* **DATA FOR THE TASK**:
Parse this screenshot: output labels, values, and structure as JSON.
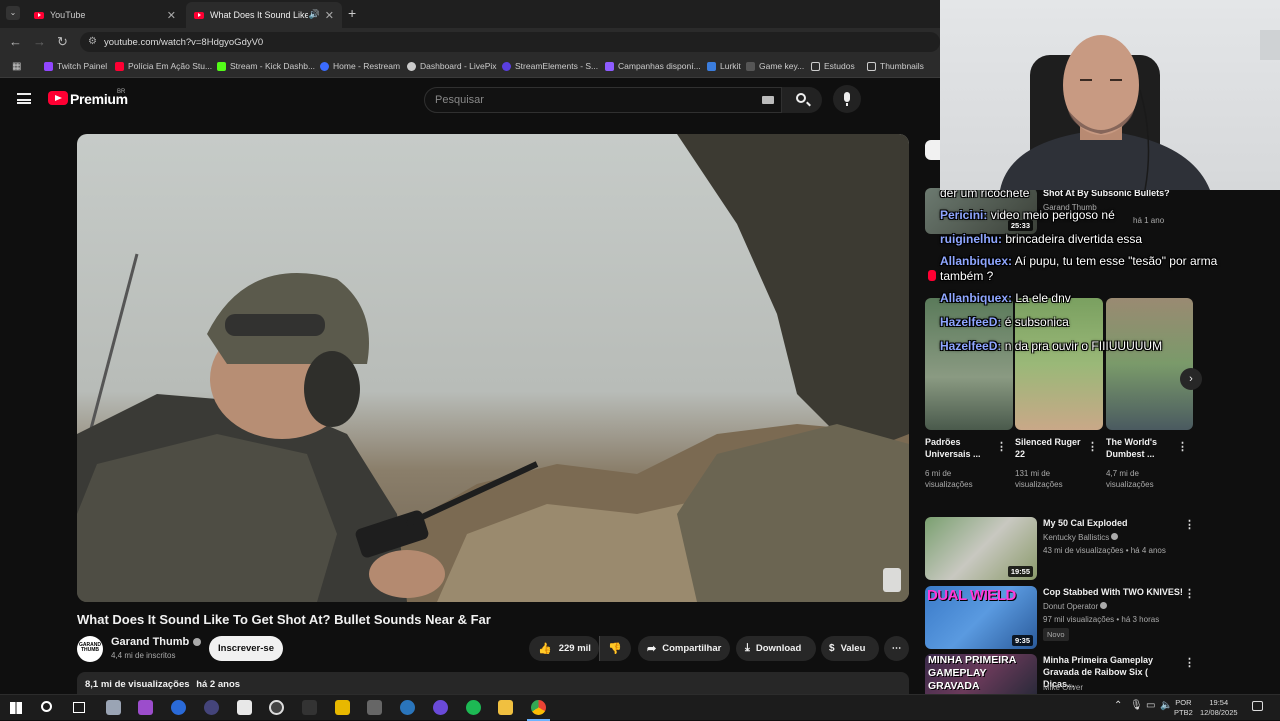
{
  "browser": {
    "tabs": [
      {
        "title": "YouTube",
        "active": false
      },
      {
        "title": "What Does It Sound Like To",
        "active": true
      }
    ],
    "new_tab_label": "+",
    "url": "youtube.com/watch?v=8HdgyoGdyV0",
    "bookmarks": [
      {
        "label": "Twitch Painel",
        "color": "#9146ff"
      },
      {
        "label": "Polícia Em Ação Stu...",
        "color": "#ff0033"
      },
      {
        "label": "Stream - Kick Dashb...",
        "color": "#53fc18"
      },
      {
        "label": "Home - Restream",
        "color": "#3b6cff"
      },
      {
        "label": "Dashboard - LivePix",
        "color": "#cccccc"
      },
      {
        "label": "StreamElements - S...",
        "color": "#5a3fe0"
      },
      {
        "label": "Campanhas disponí...",
        "color": "#8e5cff"
      },
      {
        "label": "Lurkit",
        "color": "#3b7ddd"
      },
      {
        "label": "Game key...",
        "color": "#555555"
      },
      {
        "label": "Estudos",
        "color": "folder"
      },
      {
        "label": "Thumbnails",
        "color": "folder"
      }
    ]
  },
  "youtube": {
    "logo_text": "Premium",
    "country_code": "BR",
    "search_placeholder": "Pesquisar",
    "video": {
      "title": "What Does It Sound Like To Get Shot At? Bullet Sounds Near & Far",
      "channel": "Garand Thumb",
      "channel_avatar_text": "GARAND THUMB",
      "subscribers": "4,4 mi de inscritos",
      "subscribe_label": "Inscrever-se",
      "likes": "229 mil",
      "share_label": "Compartilhar",
      "download_label": "Download",
      "thanks_label": "Valeu",
      "views": "8,1 mi de visualizações",
      "age": "há 2 anos"
    },
    "sidebar": {
      "top_partial": {
        "title": "Shot At By Subsonic Bullets?",
        "channel": "Garand Thumb",
        "meta": "há 1 ano",
        "duration": "25:33"
      },
      "shorts": [
        {
          "title": "Padrões Universais ...",
          "views": "6 mi de visualizações"
        },
        {
          "title": "Silenced Ruger 22",
          "views": "131 mi de visualizações"
        },
        {
          "title": "The World's Dumbest ...",
          "views": "4,7 mi de visualizações"
        }
      ],
      "videos": [
        {
          "title": "My 50 Cal Exploded",
          "channel": "Kentucky Ballistics",
          "meta": "43 mi de visualizações • há 4 anos",
          "duration": "19:55"
        },
        {
          "title": "Cop Stabbed With TWO KNIVES!",
          "channel": "Donut Operator",
          "meta": "97 mil visualizações • há 3 horas",
          "duration": "9:35",
          "badge": "Novo",
          "thumb_text": "DUAL WIELD"
        },
        {
          "title": "Minha Primeira Gameplay Gravada de Raibow Six ( Dicas...",
          "channel": "Mike Oliver",
          "thumb_text": "MINHA PRIMEIRA GAMEPLAY GRAVADA"
        }
      ]
    }
  },
  "chat": [
    {
      "user": "",
      "text": "der um ricochete"
    },
    {
      "user": "Pericini:",
      "text": "video meio perigoso né"
    },
    {
      "user": "ruiginelhu:",
      "text": "brincadeira divertida essa"
    },
    {
      "user": "Allanbiquex:",
      "text": "Aí pupu, tu tem esse \"tesão\" por arma"
    },
    {
      "user": "",
      "text": "também ?"
    },
    {
      "user": "Allanbiquex:",
      "text": "La ele dnv"
    },
    {
      "user": "HazelfeeD:",
      "text": "é subsonica"
    },
    {
      "user": "HazelfeeD:",
      "text": "n da pra ouvir o FIIIUUUUUM"
    }
  ],
  "taskbar": {
    "lang": "POR",
    "layout": "PTB2",
    "time": "19:54",
    "date": "12/08/2025"
  }
}
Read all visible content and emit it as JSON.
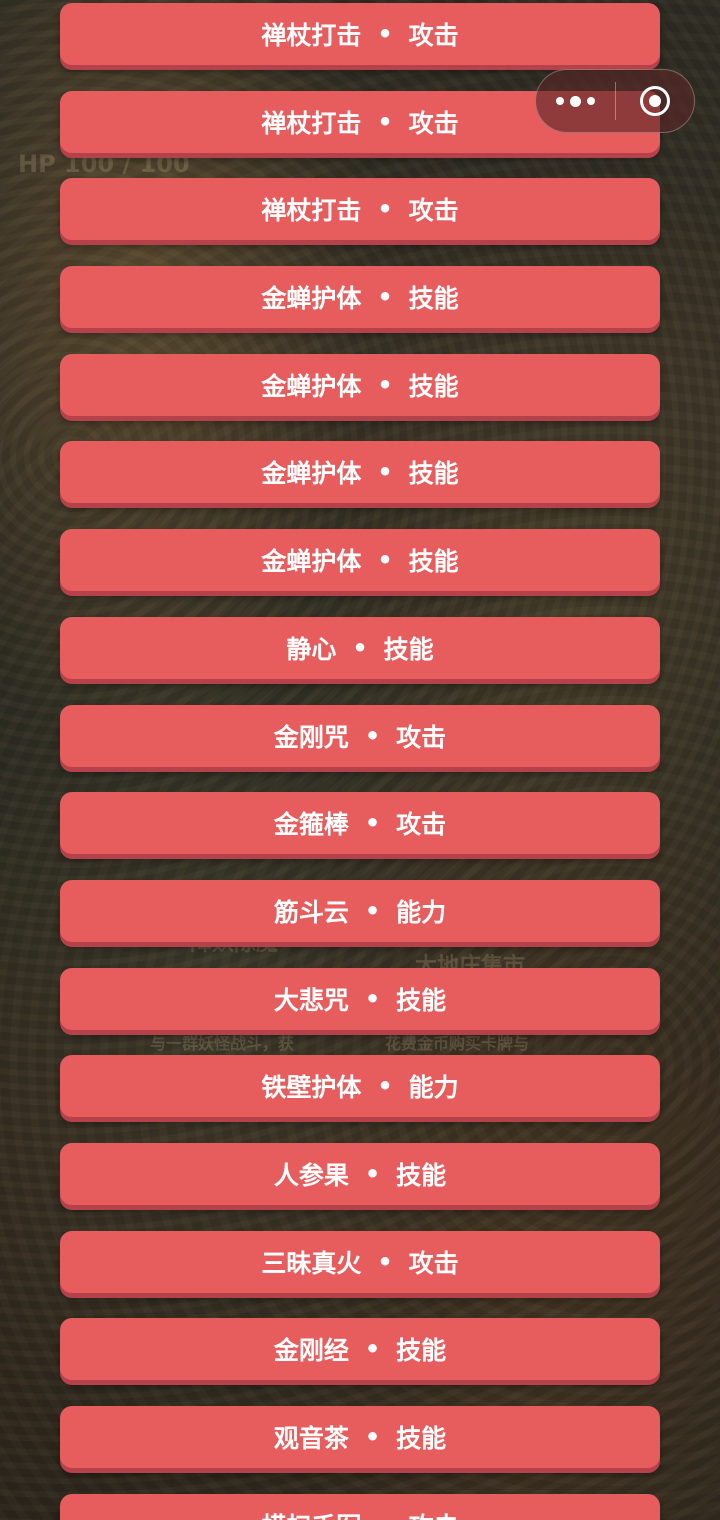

* **TASK TO CARRY OUT**:
Copy out every line of the data that includes the word "What".

* **TASK OUTPUT**:
        "title": "What Does It Sound Like To",
      "title": "What Does It Sound Like To Get Shot At? Bullet Sounds Near & Far",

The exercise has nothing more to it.